* AIM
Copy every line that mentions the word "PivotTable".

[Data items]
============

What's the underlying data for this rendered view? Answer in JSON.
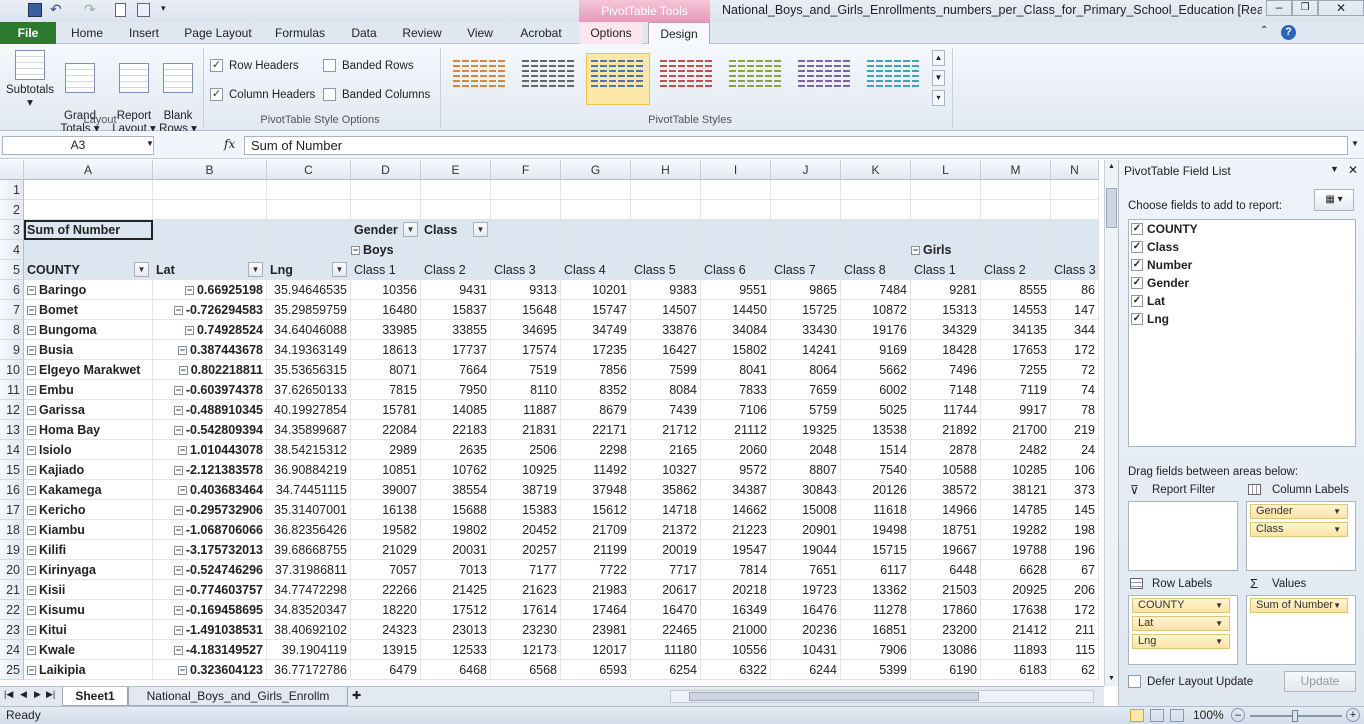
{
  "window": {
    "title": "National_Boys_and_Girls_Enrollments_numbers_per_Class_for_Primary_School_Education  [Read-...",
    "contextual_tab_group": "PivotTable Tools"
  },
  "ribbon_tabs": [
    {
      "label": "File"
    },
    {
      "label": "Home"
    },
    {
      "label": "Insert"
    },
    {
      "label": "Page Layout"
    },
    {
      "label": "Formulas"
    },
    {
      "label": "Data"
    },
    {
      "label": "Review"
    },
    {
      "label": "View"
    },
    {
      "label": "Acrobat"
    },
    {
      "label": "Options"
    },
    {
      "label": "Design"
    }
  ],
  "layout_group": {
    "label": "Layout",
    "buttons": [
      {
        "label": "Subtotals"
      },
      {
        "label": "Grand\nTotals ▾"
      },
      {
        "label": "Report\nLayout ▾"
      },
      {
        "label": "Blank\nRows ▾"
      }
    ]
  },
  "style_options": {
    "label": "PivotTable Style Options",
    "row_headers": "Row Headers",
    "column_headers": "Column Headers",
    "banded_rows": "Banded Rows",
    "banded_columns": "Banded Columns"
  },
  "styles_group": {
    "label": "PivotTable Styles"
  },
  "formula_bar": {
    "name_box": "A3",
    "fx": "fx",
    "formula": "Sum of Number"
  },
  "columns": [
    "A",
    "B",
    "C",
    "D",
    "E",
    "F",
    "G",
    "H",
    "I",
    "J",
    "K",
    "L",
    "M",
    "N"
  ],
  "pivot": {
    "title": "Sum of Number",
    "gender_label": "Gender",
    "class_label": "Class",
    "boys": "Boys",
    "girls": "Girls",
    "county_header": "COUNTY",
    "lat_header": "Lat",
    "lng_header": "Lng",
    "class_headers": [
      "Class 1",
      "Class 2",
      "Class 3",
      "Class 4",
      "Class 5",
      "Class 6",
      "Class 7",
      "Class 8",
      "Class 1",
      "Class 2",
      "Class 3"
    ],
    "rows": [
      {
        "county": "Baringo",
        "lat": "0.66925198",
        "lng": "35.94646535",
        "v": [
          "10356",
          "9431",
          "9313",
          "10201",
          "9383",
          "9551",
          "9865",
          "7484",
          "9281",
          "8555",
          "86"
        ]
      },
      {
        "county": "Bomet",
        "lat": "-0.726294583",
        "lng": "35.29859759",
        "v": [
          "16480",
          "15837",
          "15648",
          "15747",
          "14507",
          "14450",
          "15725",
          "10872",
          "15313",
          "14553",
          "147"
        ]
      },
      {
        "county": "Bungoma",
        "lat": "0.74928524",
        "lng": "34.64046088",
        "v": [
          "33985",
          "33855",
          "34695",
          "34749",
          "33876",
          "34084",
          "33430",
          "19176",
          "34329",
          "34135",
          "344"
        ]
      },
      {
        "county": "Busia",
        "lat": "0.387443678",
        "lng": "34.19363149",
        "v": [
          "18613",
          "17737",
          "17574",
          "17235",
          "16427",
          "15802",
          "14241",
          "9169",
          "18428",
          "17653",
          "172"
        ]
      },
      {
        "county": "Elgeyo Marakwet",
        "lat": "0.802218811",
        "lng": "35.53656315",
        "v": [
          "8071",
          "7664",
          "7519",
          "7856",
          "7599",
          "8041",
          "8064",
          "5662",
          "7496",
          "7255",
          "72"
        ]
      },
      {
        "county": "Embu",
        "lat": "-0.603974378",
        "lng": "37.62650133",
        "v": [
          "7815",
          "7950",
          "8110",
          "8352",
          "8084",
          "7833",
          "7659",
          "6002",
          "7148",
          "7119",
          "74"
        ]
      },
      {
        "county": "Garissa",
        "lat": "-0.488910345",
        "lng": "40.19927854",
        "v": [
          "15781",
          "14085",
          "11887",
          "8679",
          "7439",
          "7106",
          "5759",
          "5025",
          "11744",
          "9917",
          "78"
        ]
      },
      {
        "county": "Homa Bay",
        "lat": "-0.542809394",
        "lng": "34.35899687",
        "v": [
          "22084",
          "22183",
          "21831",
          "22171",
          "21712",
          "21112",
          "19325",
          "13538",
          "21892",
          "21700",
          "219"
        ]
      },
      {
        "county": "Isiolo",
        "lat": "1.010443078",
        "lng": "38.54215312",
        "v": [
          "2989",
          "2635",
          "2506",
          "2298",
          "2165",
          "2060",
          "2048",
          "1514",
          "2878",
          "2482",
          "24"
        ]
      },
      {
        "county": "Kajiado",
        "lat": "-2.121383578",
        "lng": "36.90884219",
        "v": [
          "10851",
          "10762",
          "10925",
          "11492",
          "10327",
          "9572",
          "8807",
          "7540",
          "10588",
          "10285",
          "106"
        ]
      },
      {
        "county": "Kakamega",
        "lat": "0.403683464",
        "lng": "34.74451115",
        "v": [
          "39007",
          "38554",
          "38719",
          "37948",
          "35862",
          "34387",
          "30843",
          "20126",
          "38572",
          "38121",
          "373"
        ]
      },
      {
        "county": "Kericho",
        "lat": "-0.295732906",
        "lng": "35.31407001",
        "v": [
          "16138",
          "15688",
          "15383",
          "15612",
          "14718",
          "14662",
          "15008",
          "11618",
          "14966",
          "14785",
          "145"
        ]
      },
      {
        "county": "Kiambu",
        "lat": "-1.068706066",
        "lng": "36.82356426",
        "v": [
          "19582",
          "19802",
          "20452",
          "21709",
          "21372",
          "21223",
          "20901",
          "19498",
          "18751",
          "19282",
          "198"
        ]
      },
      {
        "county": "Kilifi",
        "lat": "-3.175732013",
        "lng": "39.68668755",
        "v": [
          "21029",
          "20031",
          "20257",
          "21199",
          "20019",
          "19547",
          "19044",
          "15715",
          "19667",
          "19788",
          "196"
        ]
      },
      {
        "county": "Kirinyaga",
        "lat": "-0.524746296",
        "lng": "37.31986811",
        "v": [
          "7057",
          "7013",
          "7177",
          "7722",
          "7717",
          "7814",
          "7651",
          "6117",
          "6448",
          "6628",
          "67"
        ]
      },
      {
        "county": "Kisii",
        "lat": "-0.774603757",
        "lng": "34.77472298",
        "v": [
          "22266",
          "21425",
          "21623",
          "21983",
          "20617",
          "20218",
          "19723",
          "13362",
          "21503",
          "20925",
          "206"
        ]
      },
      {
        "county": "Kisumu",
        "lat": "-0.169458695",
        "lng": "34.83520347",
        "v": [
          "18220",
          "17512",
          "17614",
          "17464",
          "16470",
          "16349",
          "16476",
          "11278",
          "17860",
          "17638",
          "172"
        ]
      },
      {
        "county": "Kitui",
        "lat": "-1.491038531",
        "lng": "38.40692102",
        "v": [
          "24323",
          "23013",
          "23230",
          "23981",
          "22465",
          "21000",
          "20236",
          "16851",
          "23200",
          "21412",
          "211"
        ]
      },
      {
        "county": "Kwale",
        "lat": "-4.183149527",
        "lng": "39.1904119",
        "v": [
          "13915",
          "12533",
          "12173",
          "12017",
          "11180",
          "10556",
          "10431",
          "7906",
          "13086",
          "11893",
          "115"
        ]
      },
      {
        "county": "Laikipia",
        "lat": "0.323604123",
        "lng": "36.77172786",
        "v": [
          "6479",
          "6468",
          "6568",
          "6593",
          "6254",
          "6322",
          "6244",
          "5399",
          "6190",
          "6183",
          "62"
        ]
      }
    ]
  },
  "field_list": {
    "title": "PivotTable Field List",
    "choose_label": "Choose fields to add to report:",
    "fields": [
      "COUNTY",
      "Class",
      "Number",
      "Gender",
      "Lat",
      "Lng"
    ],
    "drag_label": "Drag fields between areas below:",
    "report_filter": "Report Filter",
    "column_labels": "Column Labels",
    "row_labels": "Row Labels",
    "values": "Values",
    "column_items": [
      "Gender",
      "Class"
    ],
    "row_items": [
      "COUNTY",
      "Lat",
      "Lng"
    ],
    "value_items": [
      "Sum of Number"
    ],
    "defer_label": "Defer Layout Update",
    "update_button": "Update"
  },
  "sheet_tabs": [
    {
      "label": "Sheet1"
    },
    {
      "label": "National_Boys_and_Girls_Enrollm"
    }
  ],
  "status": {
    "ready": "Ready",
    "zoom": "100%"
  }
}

============

* EXPECTED ANSWER
    "contextual_tab_group": "PivotTable Tools"
    "label": "PivotTable Style Options",
    "label": "PivotTable Styles"
    "title": "PivotTable Field List",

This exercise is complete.